[Rows from a figure dataset]
—————
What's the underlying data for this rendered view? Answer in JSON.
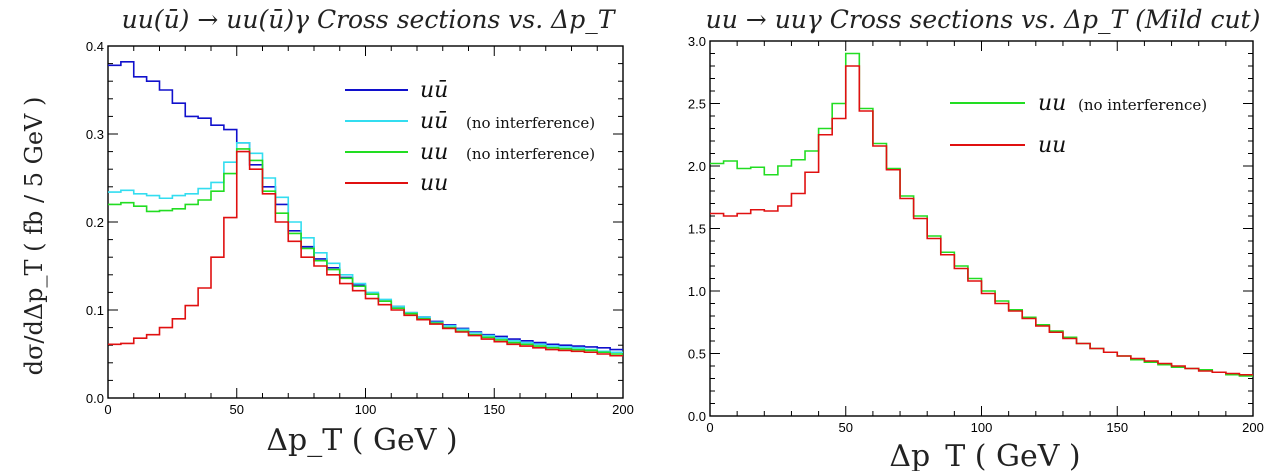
{
  "chart_data": [
    {
      "type": "line",
      "step": true,
      "title": "uu(ū) → uu(ū)γ Cross sections vs. Δp_T",
      "xlabel": "Δp_T   ( GeV )",
      "ylabel": "dσ/dΔp_T   ( fb / 5 GeV )",
      "xlim": [
        0,
        200
      ],
      "ylim": [
        0,
        0.4
      ],
      "xticks": [
        0,
        50,
        100,
        150,
        200
      ],
      "yticks": [
        0.0,
        0.1,
        0.2,
        0.3,
        0.4
      ],
      "ytick_labels": [
        "0.0",
        "0.1",
        "0.2",
        "0.3",
        "0.4"
      ],
      "legend_position": "top-right",
      "bin_edges": [
        0,
        5,
        10,
        15,
        20,
        25,
        30,
        35,
        40,
        45,
        50,
        55,
        60,
        65,
        70,
        75,
        80,
        85,
        90,
        95,
        100,
        105,
        110,
        115,
        120,
        125,
        130,
        135,
        140,
        145,
        150,
        155,
        160,
        165,
        170,
        175,
        180,
        185,
        190,
        195,
        200
      ],
      "series": [
        {
          "name": "uū",
          "note": "",
          "color": "#1010cc",
          "values": [
            0.378,
            0.382,
            0.365,
            0.36,
            0.35,
            0.335,
            0.32,
            0.318,
            0.31,
            0.305,
            0.29,
            0.265,
            0.24,
            0.22,
            0.19,
            0.172,
            0.158,
            0.148,
            0.137,
            0.128,
            0.118,
            0.11,
            0.104,
            0.097,
            0.092,
            0.087,
            0.083,
            0.079,
            0.075,
            0.072,
            0.07,
            0.067,
            0.065,
            0.063,
            0.061,
            0.06,
            0.059,
            0.058,
            0.057,
            0.055
          ]
        },
        {
          "name": "uū",
          "note": "(no interference)",
          "color": "#33ddf0",
          "values": [
            0.234,
            0.236,
            0.232,
            0.23,
            0.227,
            0.23,
            0.232,
            0.238,
            0.245,
            0.268,
            0.29,
            0.278,
            0.25,
            0.228,
            0.2,
            0.182,
            0.165,
            0.153,
            0.14,
            0.13,
            0.12,
            0.112,
            0.104,
            0.097,
            0.092,
            0.086,
            0.082,
            0.078,
            0.074,
            0.071,
            0.068,
            0.065,
            0.063,
            0.061,
            0.059,
            0.058,
            0.057,
            0.055,
            0.053,
            0.052
          ]
        },
        {
          "name": "uu",
          "note": "(no interference)",
          "color": "#22dd22",
          "values": [
            0.22,
            0.222,
            0.218,
            0.212,
            0.213,
            0.215,
            0.22,
            0.225,
            0.235,
            0.255,
            0.283,
            0.27,
            0.235,
            0.21,
            0.187,
            0.17,
            0.156,
            0.146,
            0.136,
            0.127,
            0.118,
            0.11,
            0.102,
            0.096,
            0.09,
            0.085,
            0.08,
            0.076,
            0.072,
            0.069,
            0.066,
            0.063,
            0.061,
            0.059,
            0.057,
            0.056,
            0.055,
            0.054,
            0.052,
            0.05
          ]
        },
        {
          "name": "uu",
          "note": "",
          "color": "#e01010",
          "values": [
            0.061,
            0.062,
            0.068,
            0.072,
            0.08,
            0.09,
            0.105,
            0.125,
            0.16,
            0.205,
            0.28,
            0.26,
            0.232,
            0.2,
            0.178,
            0.16,
            0.15,
            0.14,
            0.13,
            0.122,
            0.113,
            0.106,
            0.1,
            0.094,
            0.089,
            0.084,
            0.079,
            0.075,
            0.071,
            0.067,
            0.064,
            0.061,
            0.059,
            0.057,
            0.055,
            0.054,
            0.053,
            0.052,
            0.05,
            0.048
          ]
        }
      ]
    },
    {
      "type": "line",
      "step": true,
      "title": "uu → uuγ Cross sections vs. Δp_T (Mild cut)",
      "xlabel": "Δp_T   ( GeV )",
      "ylabel": "",
      "xlim": [
        0,
        200
      ],
      "ylim": [
        0,
        3.0
      ],
      "xticks": [
        0,
        50,
        100,
        150,
        200
      ],
      "yticks": [
        0.0,
        0.5,
        1.0,
        1.5,
        2.0,
        2.5,
        3.0
      ],
      "ytick_labels": [
        "0.0",
        "0.5",
        "1.0",
        "1.5",
        "2.0",
        "2.5",
        "3.0"
      ],
      "legend_position": "top-right",
      "bin_edges": [
        0,
        5,
        10,
        15,
        20,
        25,
        30,
        35,
        40,
        45,
        50,
        55,
        60,
        65,
        70,
        75,
        80,
        85,
        90,
        95,
        100,
        105,
        110,
        115,
        120,
        125,
        130,
        135,
        140,
        145,
        150,
        155,
        160,
        165,
        170,
        175,
        180,
        185,
        190,
        195,
        200
      ],
      "series": [
        {
          "name": "uu",
          "note": "(no interference)",
          "color": "#22dd22",
          "values": [
            2.02,
            2.04,
            1.98,
            1.99,
            1.93,
            2.0,
            2.05,
            2.12,
            2.3,
            2.5,
            2.9,
            2.46,
            2.18,
            1.98,
            1.76,
            1.6,
            1.44,
            1.31,
            1.2,
            1.1,
            1.0,
            0.92,
            0.85,
            0.79,
            0.73,
            0.68,
            0.63,
            0.58,
            0.54,
            0.51,
            0.48,
            0.45,
            0.43,
            0.41,
            0.39,
            0.38,
            0.37,
            0.35,
            0.33,
            0.32
          ]
        },
        {
          "name": "uu",
          "note": "",
          "color": "#e01010",
          "values": [
            1.62,
            1.6,
            1.62,
            1.65,
            1.64,
            1.68,
            1.78,
            1.95,
            2.25,
            2.38,
            2.8,
            2.44,
            2.16,
            1.97,
            1.74,
            1.58,
            1.42,
            1.29,
            1.18,
            1.08,
            0.98,
            0.9,
            0.84,
            0.78,
            0.72,
            0.67,
            0.62,
            0.58,
            0.54,
            0.51,
            0.48,
            0.46,
            0.44,
            0.42,
            0.4,
            0.38,
            0.36,
            0.35,
            0.34,
            0.33
          ]
        }
      ]
    }
  ]
}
—————
== TASK DESCRIPTION ==
Pictures in the records should not appear in your copy, but everything else must be transcribed exactly.

== FINAL RESULT ==
What's the underlying data for this rendered view? Answer in JSON.
{
  "chart_data": [
    {
      "type": "line",
      "step": true,
      "title": "uu(ū) → uu(ū)γ Cross sections vs. Δp_T",
      "xlabel": "Δp_T   ( GeV )",
      "ylabel": "dσ/dΔp_T   ( fb / 5 GeV )",
      "xlim": [
        0,
        200
      ],
      "ylim": [
        0,
        0.4
      ],
      "xticks": [
        0,
        50,
        100,
        150,
        200
      ],
      "yticks": [
        0.0,
        0.1,
        0.2,
        0.3,
        0.4
      ],
      "ytick_labels": [
        "0.0",
        "0.1",
        "0.2",
        "0.3",
        "0.4"
      ],
      "legend_position": "top-right",
      "bin_edges": [
        0,
        5,
        10,
        15,
        20,
        25,
        30,
        35,
        40,
        45,
        50,
        55,
        60,
        65,
        70,
        75,
        80,
        85,
        90,
        95,
        100,
        105,
        110,
        115,
        120,
        125,
        130,
        135,
        140,
        145,
        150,
        155,
        160,
        165,
        170,
        175,
        180,
        185,
        190,
        195,
        200
      ],
      "series": [
        {
          "name": "uū",
          "note": "",
          "color": "#1010cc",
          "values": [
            0.378,
            0.382,
            0.365,
            0.36,
            0.35,
            0.335,
            0.32,
            0.318,
            0.31,
            0.305,
            0.29,
            0.265,
            0.24,
            0.22,
            0.19,
            0.172,
            0.158,
            0.148,
            0.137,
            0.128,
            0.118,
            0.11,
            0.104,
            0.097,
            0.092,
            0.087,
            0.083,
            0.079,
            0.075,
            0.072,
            0.07,
            0.067,
            0.065,
            0.063,
            0.061,
            0.06,
            0.059,
            0.058,
            0.057,
            0.055
          ]
        },
        {
          "name": "uū",
          "note": "(no interference)",
          "color": "#33ddf0",
          "values": [
            0.234,
            0.236,
            0.232,
            0.23,
            0.227,
            0.23,
            0.232,
            0.238,
            0.245,
            0.268,
            0.29,
            0.278,
            0.25,
            0.228,
            0.2,
            0.182,
            0.165,
            0.153,
            0.14,
            0.13,
            0.12,
            0.112,
            0.104,
            0.097,
            0.092,
            0.086,
            0.082,
            0.078,
            0.074,
            0.071,
            0.068,
            0.065,
            0.063,
            0.061,
            0.059,
            0.058,
            0.057,
            0.055,
            0.053,
            0.052
          ]
        },
        {
          "name": "uu",
          "note": "(no interference)",
          "color": "#22dd22",
          "values": [
            0.22,
            0.222,
            0.218,
            0.212,
            0.213,
            0.215,
            0.22,
            0.225,
            0.235,
            0.255,
            0.283,
            0.27,
            0.235,
            0.21,
            0.187,
            0.17,
            0.156,
            0.146,
            0.136,
            0.127,
            0.118,
            0.11,
            0.102,
            0.096,
            0.09,
            0.085,
            0.08,
            0.076,
            0.072,
            0.069,
            0.066,
            0.063,
            0.061,
            0.059,
            0.057,
            0.056,
            0.055,
            0.054,
            0.052,
            0.05
          ]
        },
        {
          "name": "uu",
          "note": "",
          "color": "#e01010",
          "values": [
            0.061,
            0.062,
            0.068,
            0.072,
            0.08,
            0.09,
            0.105,
            0.125,
            0.16,
            0.205,
            0.28,
            0.26,
            0.232,
            0.2,
            0.178,
            0.16,
            0.15,
            0.14,
            0.13,
            0.122,
            0.113,
            0.106,
            0.1,
            0.094,
            0.089,
            0.084,
            0.079,
            0.075,
            0.071,
            0.067,
            0.064,
            0.061,
            0.059,
            0.057,
            0.055,
            0.054,
            0.053,
            0.052,
            0.05,
            0.048
          ]
        }
      ]
    },
    {
      "type": "line",
      "step": true,
      "title": "uu → uuγ Cross sections vs. Δp_T (Mild cut)",
      "xlabel": "Δp_T   ( GeV )",
      "ylabel": "",
      "xlim": [
        0,
        200
      ],
      "ylim": [
        0,
        3.0
      ],
      "xticks": [
        0,
        50,
        100,
        150,
        200
      ],
      "yticks": [
        0.0,
        0.5,
        1.0,
        1.5,
        2.0,
        2.5,
        3.0
      ],
      "ytick_labels": [
        "0.0",
        "0.5",
        "1.0",
        "1.5",
        "2.0",
        "2.5",
        "3.0"
      ],
      "legend_position": "top-right",
      "bin_edges": [
        0,
        5,
        10,
        15,
        20,
        25,
        30,
        35,
        40,
        45,
        50,
        55,
        60,
        65,
        70,
        75,
        80,
        85,
        90,
        95,
        100,
        105,
        110,
        115,
        120,
        125,
        130,
        135,
        140,
        145,
        150,
        155,
        160,
        165,
        170,
        175,
        180,
        185,
        190,
        195,
        200
      ],
      "series": [
        {
          "name": "uu",
          "note": "(no interference)",
          "color": "#22dd22",
          "values": [
            2.02,
            2.04,
            1.98,
            1.99,
            1.93,
            2.0,
            2.05,
            2.12,
            2.3,
            2.5,
            2.9,
            2.46,
            2.18,
            1.98,
            1.76,
            1.6,
            1.44,
            1.31,
            1.2,
            1.1,
            1.0,
            0.92,
            0.85,
            0.79,
            0.73,
            0.68,
            0.63,
            0.58,
            0.54,
            0.51,
            0.48,
            0.45,
            0.43,
            0.41,
            0.39,
            0.38,
            0.37,
            0.35,
            0.33,
            0.32
          ]
        },
        {
          "name": "uu",
          "note": "",
          "color": "#e01010",
          "values": [
            1.62,
            1.6,
            1.62,
            1.65,
            1.64,
            1.68,
            1.78,
            1.95,
            2.25,
            2.38,
            2.8,
            2.44,
            2.16,
            1.97,
            1.74,
            1.58,
            1.42,
            1.29,
            1.18,
            1.08,
            0.98,
            0.9,
            0.84,
            0.78,
            0.72,
            0.67,
            0.62,
            0.58,
            0.54,
            0.51,
            0.48,
            0.46,
            0.44,
            0.42,
            0.4,
            0.38,
            0.36,
            0.35,
            0.34,
            0.33
          ]
        }
      ]
    }
  ]
}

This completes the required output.